Extracted records
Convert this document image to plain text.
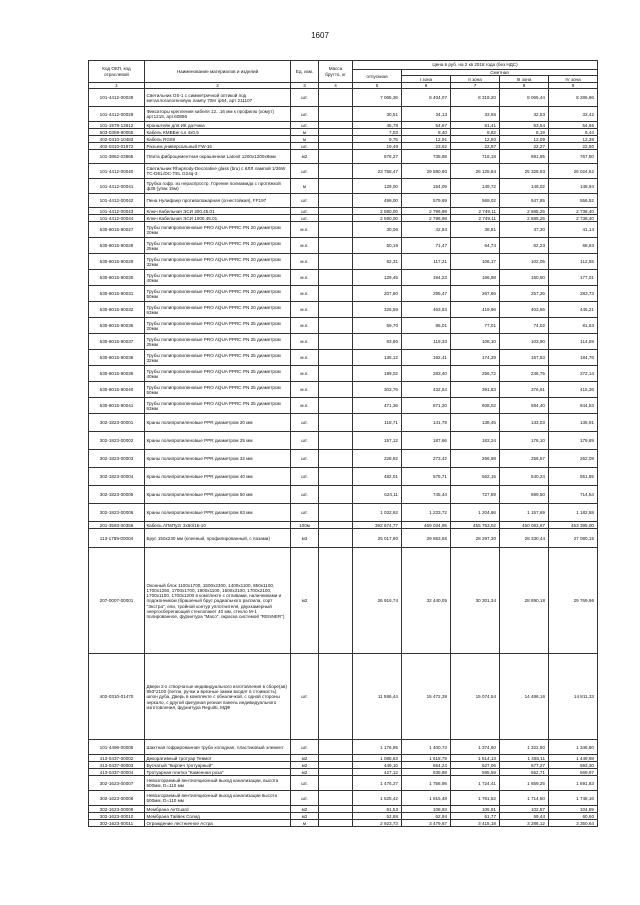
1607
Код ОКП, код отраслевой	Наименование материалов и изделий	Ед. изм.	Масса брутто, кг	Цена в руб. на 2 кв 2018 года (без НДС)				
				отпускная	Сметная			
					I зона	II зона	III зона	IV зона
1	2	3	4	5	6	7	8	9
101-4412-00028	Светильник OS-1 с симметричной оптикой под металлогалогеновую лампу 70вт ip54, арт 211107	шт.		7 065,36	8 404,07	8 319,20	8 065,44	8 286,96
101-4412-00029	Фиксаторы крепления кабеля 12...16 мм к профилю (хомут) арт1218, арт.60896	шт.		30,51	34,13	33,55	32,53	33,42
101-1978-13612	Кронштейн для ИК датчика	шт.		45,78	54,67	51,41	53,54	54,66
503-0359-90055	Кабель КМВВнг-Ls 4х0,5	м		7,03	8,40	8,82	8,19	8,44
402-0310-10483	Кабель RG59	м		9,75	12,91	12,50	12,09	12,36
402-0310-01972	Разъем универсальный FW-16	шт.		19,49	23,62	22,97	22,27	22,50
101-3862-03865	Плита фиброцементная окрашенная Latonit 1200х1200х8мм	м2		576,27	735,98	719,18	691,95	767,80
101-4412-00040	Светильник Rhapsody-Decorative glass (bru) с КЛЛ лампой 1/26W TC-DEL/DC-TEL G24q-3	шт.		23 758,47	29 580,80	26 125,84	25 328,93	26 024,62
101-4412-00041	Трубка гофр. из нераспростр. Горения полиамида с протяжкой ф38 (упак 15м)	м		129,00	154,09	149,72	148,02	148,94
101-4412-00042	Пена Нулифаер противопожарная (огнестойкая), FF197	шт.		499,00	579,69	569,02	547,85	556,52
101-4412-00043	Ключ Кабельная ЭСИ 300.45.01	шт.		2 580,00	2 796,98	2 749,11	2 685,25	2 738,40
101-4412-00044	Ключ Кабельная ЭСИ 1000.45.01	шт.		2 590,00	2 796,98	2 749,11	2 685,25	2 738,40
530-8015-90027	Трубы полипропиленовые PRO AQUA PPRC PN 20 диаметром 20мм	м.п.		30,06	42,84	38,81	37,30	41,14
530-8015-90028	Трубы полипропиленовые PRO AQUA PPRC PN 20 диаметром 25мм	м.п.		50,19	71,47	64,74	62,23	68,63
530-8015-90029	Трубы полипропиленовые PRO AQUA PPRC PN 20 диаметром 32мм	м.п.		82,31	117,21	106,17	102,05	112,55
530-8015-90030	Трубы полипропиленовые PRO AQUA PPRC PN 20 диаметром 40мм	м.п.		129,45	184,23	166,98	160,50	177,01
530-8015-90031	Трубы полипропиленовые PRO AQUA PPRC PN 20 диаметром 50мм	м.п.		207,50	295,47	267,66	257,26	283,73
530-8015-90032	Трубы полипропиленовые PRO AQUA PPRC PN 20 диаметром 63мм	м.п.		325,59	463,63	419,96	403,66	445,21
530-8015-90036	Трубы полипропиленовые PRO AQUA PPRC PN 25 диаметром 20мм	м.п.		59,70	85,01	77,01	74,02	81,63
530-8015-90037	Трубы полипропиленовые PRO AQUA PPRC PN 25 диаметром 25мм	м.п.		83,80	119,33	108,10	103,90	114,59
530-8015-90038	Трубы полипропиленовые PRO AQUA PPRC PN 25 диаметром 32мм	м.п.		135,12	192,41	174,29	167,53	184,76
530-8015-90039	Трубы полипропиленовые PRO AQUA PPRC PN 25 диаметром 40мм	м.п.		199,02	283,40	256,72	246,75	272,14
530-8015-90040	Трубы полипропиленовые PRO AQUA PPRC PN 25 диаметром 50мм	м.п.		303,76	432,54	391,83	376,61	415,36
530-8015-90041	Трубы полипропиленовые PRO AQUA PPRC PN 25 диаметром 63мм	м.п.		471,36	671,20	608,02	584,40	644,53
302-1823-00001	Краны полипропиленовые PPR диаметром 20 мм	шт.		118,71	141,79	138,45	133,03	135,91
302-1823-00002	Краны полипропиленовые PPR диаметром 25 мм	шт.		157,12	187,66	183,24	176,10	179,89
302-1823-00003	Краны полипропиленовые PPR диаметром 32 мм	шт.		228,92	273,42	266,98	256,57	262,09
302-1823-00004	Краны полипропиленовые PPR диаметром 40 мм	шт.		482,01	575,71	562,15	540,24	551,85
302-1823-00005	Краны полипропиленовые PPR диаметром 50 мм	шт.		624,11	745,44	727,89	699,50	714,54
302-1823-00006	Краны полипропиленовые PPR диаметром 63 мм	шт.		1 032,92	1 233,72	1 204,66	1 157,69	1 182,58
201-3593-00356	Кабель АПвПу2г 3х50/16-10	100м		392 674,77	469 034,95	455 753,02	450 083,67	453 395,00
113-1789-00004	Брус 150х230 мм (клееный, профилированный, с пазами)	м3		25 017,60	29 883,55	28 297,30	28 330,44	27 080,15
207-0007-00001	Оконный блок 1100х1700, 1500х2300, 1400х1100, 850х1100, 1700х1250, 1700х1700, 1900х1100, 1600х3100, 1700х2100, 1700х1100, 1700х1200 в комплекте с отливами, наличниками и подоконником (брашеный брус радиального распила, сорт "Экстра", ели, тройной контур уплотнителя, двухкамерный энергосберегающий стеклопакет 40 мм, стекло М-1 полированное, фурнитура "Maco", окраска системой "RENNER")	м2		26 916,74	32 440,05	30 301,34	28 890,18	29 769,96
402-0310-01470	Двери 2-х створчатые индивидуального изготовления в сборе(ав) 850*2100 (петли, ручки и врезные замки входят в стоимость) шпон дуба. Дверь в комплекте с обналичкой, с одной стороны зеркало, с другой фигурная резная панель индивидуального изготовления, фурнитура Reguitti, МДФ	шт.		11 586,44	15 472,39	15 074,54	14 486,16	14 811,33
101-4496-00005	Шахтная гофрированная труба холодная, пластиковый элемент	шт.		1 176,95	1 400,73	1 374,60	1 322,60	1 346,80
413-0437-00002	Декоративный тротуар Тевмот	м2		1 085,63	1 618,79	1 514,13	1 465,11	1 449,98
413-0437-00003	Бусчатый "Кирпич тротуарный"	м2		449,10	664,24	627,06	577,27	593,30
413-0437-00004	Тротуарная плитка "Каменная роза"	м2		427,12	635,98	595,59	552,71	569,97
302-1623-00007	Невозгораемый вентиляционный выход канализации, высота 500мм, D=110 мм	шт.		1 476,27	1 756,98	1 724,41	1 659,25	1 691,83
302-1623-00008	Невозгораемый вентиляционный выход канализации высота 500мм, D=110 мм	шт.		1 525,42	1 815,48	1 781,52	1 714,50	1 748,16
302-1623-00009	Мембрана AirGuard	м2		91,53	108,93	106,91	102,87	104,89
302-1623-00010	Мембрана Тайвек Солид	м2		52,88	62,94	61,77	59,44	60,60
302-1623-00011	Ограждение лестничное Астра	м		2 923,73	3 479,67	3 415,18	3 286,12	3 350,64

◆ Required work
A single figure is required: the number of lines above in which the word "Кабельная" occurs.

◆ Written answer
2